_DATA SHOWN_:
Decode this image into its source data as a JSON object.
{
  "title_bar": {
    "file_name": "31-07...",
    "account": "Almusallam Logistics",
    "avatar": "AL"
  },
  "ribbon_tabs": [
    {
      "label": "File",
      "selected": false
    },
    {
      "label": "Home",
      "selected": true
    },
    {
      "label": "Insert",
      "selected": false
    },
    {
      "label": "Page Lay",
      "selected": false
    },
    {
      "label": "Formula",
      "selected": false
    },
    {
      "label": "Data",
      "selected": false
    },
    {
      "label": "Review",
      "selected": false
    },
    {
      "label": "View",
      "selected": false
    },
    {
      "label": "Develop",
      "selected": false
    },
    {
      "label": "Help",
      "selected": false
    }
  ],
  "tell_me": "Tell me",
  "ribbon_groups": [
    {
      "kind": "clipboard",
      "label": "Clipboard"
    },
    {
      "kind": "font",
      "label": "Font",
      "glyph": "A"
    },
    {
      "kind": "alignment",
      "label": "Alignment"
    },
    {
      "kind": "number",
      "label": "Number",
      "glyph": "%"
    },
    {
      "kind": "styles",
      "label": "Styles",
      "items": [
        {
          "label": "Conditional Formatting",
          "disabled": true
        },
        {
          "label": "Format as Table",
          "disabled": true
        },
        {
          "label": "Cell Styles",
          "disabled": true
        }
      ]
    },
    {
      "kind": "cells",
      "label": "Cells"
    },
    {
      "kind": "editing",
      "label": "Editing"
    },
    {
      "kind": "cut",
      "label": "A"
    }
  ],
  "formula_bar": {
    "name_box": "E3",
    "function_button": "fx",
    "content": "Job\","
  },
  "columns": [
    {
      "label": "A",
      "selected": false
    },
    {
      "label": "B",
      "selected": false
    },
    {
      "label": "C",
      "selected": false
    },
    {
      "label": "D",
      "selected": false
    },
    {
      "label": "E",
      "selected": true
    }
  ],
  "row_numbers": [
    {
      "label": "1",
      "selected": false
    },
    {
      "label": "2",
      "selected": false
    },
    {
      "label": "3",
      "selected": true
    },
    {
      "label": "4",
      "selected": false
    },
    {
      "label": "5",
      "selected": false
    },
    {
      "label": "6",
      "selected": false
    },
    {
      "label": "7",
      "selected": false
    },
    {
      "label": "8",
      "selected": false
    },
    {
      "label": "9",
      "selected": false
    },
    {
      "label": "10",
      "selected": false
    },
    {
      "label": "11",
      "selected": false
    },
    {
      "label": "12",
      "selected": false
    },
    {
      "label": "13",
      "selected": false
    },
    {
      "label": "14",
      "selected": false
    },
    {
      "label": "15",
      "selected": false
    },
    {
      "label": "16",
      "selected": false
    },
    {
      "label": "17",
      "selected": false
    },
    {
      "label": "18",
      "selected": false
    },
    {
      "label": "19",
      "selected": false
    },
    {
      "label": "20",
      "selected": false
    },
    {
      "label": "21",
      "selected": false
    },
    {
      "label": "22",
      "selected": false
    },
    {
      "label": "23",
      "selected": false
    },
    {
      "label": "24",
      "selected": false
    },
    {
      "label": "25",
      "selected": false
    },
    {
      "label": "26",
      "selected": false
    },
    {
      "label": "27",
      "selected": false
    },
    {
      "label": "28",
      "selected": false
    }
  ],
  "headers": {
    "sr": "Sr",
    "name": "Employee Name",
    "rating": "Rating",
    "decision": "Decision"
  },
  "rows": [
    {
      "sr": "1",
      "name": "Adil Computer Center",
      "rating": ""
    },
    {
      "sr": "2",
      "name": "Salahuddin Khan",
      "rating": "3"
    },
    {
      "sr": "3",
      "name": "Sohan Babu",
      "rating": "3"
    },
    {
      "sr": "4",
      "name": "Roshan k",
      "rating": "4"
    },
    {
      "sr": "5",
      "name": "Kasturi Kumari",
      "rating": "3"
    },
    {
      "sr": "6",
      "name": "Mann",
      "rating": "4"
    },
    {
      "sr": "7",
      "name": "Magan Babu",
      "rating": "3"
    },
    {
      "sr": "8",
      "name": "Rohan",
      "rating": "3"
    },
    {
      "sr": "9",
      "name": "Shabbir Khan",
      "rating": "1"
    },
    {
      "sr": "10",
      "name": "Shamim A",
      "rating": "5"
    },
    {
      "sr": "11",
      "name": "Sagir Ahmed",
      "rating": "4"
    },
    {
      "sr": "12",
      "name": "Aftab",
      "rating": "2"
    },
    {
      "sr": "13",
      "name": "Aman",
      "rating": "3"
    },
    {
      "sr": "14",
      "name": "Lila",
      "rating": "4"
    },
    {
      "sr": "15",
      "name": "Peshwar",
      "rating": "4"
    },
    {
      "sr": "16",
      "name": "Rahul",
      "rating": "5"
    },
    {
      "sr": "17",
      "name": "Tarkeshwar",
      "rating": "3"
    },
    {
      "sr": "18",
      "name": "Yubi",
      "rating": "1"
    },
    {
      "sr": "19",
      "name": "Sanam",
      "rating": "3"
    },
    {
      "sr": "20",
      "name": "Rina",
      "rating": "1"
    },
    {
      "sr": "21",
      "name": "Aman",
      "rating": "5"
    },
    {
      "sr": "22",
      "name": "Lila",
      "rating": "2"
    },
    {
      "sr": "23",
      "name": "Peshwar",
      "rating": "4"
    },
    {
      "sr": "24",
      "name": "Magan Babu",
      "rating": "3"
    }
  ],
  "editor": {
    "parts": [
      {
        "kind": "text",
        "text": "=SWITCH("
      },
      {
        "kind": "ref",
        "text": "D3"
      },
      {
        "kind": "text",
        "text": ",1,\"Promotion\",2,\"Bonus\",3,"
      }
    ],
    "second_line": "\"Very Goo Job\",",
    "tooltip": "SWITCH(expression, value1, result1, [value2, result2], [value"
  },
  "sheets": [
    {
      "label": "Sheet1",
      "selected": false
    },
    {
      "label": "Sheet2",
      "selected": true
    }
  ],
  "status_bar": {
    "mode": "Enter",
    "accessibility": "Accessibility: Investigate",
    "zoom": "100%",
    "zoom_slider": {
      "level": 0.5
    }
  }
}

_AIM_: Copy out every entry again, exactly as it was given.

_OUTPUT OF THE EXERCISE_:
Decode this image into its source data as a JSON object.
{
  "title_bar": {
    "file_name": "31-07...",
    "account": "Almusallam Logistics",
    "avatar": "AL"
  },
  "ribbon_tabs": [
    {
      "label": "File",
      "selected": false
    },
    {
      "label": "Home",
      "selected": true
    },
    {
      "label": "Insert",
      "selected": false
    },
    {
      "label": "Page Lay",
      "selected": false
    },
    {
      "label": "Formula",
      "selected": false
    },
    {
      "label": "Data",
      "selected": false
    },
    {
      "label": "Review",
      "selected": false
    },
    {
      "label": "View",
      "selected": false
    },
    {
      "label": "Develop",
      "selected": false
    },
    {
      "label": "Help",
      "selected": false
    }
  ],
  "tell_me": "Tell me",
  "ribbon_groups": [
    {
      "kind": "clipboard",
      "label": "Clipboard"
    },
    {
      "kind": "font",
      "label": "Font",
      "glyph": "A"
    },
    {
      "kind": "alignment",
      "label": "Alignment"
    },
    {
      "kind": "number",
      "label": "Number",
      "glyph": "%"
    },
    {
      "kind": "styles",
      "label": "Styles",
      "items": [
        {
          "label": "Conditional Formatting",
          "disabled": true
        },
        {
          "label": "Format as Table",
          "disabled": true
        },
        {
          "label": "Cell Styles",
          "disabled": true
        }
      ]
    },
    {
      "kind": "cells",
      "label": "Cells"
    },
    {
      "kind": "editing",
      "label": "Editing"
    },
    {
      "kind": "cut",
      "label": "A"
    }
  ],
  "formula_bar": {
    "name_box": "E3",
    "function_button": "fx",
    "content": "Job\","
  },
  "columns": [
    {
      "label": "A",
      "selected": false
    },
    {
      "label": "B",
      "selected": false
    },
    {
      "label": "C",
      "selected": false
    },
    {
      "label": "D",
      "selected": false
    },
    {
      "label": "E",
      "selected": true
    }
  ],
  "row_numbers": [
    {
      "label": "1",
      "selected": false
    },
    {
      "label": "2",
      "selected": false
    },
    {
      "label": "3",
      "selected": true
    },
    {
      "label": "4",
      "selected": false
    },
    {
      "label": "5",
      "selected": false
    },
    {
      "label": "6",
      "selected": false
    },
    {
      "label": "7",
      "selected": false
    },
    {
      "label": "8",
      "selected": false
    },
    {
      "label": "9",
      "selected": false
    },
    {
      "label": "10",
      "selected": false
    },
    {
      "label": "11",
      "selected": false
    },
    {
      "label": "12",
      "selected": false
    },
    {
      "label": "13",
      "selected": false
    },
    {
      "label": "14",
      "selected": false
    },
    {
      "label": "15",
      "selected": false
    },
    {
      "label": "16",
      "selected": false
    },
    {
      "label": "17",
      "selected": false
    },
    {
      "label": "18",
      "selected": false
    },
    {
      "label": "19",
      "selected": false
    },
    {
      "label": "20",
      "selected": false
    },
    {
      "label": "21",
      "selected": false
    },
    {
      "label": "22",
      "selected": false
    },
    {
      "label": "23",
      "selected": false
    },
    {
      "label": "24",
      "selected": false
    },
    {
      "label": "25",
      "selected": false
    },
    {
      "label": "26",
      "selected": false
    },
    {
      "label": "27",
      "selected": false
    },
    {
      "label": "28",
      "selected": false
    }
  ],
  "headers": {
    "sr": "Sr",
    "name": "Employee Name",
    "rating": "Rating",
    "decision": "Decision"
  },
  "rows": [
    {
      "sr": "1",
      "name": "Adil Computer Center",
      "rating": ""
    },
    {
      "sr": "2",
      "name": "Salahuddin Khan",
      "rating": "3"
    },
    {
      "sr": "3",
      "name": "Sohan Babu",
      "rating": "3"
    },
    {
      "sr": "4",
      "name": "Roshan k",
      "rating": "4"
    },
    {
      "sr": "5",
      "name": "Kasturi Kumari",
      "rating": "3"
    },
    {
      "sr": "6",
      "name": "Mann",
      "rating": "4"
    },
    {
      "sr": "7",
      "name": "Magan Babu",
      "rating": "3"
    },
    {
      "sr": "8",
      "name": "Rohan",
      "rating": "3"
    },
    {
      "sr": "9",
      "name": "Shabbir Khan",
      "rating": "1"
    },
    {
      "sr": "10",
      "name": "Shamim A",
      "rating": "5"
    },
    {
      "sr": "11",
      "name": "Sagir Ahmed",
      "rating": "4"
    },
    {
      "sr": "12",
      "name": "Aftab",
      "rating": "2"
    },
    {
      "sr": "13",
      "name": "Aman",
      "rating": "3"
    },
    {
      "sr": "14",
      "name": "Lila",
      "rating": "4"
    },
    {
      "sr": "15",
      "name": "Peshwar",
      "rating": "4"
    },
    {
      "sr": "16",
      "name": "Rahul",
      "rating": "5"
    },
    {
      "sr": "17",
      "name": "Tarkeshwar",
      "rating": "3"
    },
    {
      "sr": "18",
      "name": "Yubi",
      "rating": "1"
    },
    {
      "sr": "19",
      "name": "Sanam",
      "rating": "3"
    },
    {
      "sr": "20",
      "name": "Rina",
      "rating": "1"
    },
    {
      "sr": "21",
      "name": "Aman",
      "rating": "5"
    },
    {
      "sr": "22",
      "name": "Lila",
      "rating": "2"
    },
    {
      "sr": "23",
      "name": "Peshwar",
      "rating": "4"
    },
    {
      "sr": "24",
      "name": "Magan Babu",
      "rating": "3"
    }
  ],
  "editor": {
    "parts": [
      {
        "kind": "text",
        "text": "=SWITCH("
      },
      {
        "kind": "ref",
        "text": "D3"
      },
      {
        "kind": "text",
        "text": ",1,\"Promotion\",2,\"Bonus\",3,"
      }
    ],
    "second_line": "\"Very Goo Job\",",
    "tooltip": "SWITCH(expression, value1, result1, [value2, result2], [value"
  },
  "sheets": [
    {
      "label": "Sheet1",
      "selected": false
    },
    {
      "label": "Sheet2",
      "selected": true
    }
  ],
  "status_bar": {
    "mode": "Enter",
    "accessibility": "Accessibility: Investigate",
    "zoom": "100%",
    "zoom_slider": {
      "level": 0.5
    }
  }
}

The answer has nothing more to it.